Written exercise:
Return all lines below containing the word "زينب".
>> begin Data provided
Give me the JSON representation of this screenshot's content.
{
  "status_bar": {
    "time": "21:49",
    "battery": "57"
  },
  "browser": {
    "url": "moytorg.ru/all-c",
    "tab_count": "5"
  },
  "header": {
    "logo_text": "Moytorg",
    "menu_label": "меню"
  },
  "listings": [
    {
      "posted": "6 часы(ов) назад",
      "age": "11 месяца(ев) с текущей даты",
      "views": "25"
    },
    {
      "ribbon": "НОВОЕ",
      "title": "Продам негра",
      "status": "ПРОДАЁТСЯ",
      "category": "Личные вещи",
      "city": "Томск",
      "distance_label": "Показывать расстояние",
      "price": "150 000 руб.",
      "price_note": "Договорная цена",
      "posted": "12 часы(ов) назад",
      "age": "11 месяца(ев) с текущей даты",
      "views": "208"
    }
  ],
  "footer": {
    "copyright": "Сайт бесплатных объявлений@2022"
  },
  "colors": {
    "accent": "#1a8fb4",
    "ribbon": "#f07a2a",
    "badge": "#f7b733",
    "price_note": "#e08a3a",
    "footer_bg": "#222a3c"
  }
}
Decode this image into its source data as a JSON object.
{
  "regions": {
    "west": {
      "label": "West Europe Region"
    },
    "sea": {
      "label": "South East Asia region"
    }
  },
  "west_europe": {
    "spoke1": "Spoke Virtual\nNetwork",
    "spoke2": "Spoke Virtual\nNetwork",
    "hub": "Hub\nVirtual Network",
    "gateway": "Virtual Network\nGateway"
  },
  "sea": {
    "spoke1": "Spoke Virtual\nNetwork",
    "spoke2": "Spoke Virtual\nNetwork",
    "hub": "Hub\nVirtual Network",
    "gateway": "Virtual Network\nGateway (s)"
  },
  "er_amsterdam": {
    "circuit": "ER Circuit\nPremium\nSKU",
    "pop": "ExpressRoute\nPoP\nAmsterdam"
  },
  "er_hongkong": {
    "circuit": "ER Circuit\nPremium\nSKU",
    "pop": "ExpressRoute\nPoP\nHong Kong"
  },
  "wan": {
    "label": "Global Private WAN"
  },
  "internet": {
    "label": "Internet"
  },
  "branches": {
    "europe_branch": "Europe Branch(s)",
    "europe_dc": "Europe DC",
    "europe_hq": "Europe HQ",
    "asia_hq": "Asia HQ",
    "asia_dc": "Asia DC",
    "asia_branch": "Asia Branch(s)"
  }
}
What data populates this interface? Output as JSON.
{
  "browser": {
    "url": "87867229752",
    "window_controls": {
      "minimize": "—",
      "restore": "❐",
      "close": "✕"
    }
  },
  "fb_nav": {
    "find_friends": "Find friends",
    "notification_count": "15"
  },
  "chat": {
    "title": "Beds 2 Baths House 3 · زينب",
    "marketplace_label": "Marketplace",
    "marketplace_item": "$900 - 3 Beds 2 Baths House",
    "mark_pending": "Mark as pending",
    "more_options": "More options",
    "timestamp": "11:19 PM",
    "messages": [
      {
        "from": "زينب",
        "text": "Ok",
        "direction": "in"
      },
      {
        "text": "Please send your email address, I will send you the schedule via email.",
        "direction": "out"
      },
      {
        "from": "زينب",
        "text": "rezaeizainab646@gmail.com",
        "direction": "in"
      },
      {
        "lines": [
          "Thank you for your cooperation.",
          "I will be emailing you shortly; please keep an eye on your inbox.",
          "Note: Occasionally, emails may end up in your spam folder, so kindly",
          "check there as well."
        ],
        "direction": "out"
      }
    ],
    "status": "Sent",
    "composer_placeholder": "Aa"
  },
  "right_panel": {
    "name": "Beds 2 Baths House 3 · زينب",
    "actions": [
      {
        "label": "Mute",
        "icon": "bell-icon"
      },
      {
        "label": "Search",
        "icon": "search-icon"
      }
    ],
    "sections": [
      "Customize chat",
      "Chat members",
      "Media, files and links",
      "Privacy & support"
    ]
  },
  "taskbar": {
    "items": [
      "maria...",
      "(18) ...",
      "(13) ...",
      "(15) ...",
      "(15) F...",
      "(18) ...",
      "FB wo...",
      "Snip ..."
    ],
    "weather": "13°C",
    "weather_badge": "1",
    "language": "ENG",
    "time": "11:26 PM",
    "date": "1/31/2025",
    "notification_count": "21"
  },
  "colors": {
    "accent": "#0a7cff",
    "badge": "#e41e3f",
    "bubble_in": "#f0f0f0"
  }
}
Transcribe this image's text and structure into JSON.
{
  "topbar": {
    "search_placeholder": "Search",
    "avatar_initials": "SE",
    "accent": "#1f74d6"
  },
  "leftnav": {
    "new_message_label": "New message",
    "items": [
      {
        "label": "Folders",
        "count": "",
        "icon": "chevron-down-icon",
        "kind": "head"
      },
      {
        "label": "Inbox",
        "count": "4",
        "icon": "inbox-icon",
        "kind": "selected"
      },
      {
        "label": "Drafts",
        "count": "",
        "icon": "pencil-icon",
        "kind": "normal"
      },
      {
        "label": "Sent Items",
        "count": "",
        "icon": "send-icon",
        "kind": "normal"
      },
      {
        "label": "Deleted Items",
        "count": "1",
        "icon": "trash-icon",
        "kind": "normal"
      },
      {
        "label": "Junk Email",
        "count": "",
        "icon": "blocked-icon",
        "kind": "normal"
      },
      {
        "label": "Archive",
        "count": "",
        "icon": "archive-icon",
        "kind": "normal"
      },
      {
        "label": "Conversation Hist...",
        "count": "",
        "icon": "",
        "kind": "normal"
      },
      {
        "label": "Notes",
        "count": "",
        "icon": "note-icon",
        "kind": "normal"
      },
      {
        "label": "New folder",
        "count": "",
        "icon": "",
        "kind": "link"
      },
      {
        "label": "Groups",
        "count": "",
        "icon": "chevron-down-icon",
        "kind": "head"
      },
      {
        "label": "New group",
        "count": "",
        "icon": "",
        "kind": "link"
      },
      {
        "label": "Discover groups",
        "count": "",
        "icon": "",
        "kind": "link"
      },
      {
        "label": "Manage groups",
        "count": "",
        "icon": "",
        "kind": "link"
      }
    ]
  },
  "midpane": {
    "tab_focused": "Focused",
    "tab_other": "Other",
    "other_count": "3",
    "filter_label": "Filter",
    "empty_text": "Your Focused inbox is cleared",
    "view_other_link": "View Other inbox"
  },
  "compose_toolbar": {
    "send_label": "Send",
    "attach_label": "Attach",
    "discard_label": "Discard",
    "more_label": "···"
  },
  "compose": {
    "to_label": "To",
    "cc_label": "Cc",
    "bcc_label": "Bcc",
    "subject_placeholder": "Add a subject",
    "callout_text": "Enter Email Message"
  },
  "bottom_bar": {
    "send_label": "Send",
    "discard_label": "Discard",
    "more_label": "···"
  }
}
>> end Data provided
Result of the exercise:
    "title": "Beds 2 Baths House 3 · زينب",
        "from": "زينب",
        "from": "زينب",
    "name": "Beds 2 Baths House 3 · زينب",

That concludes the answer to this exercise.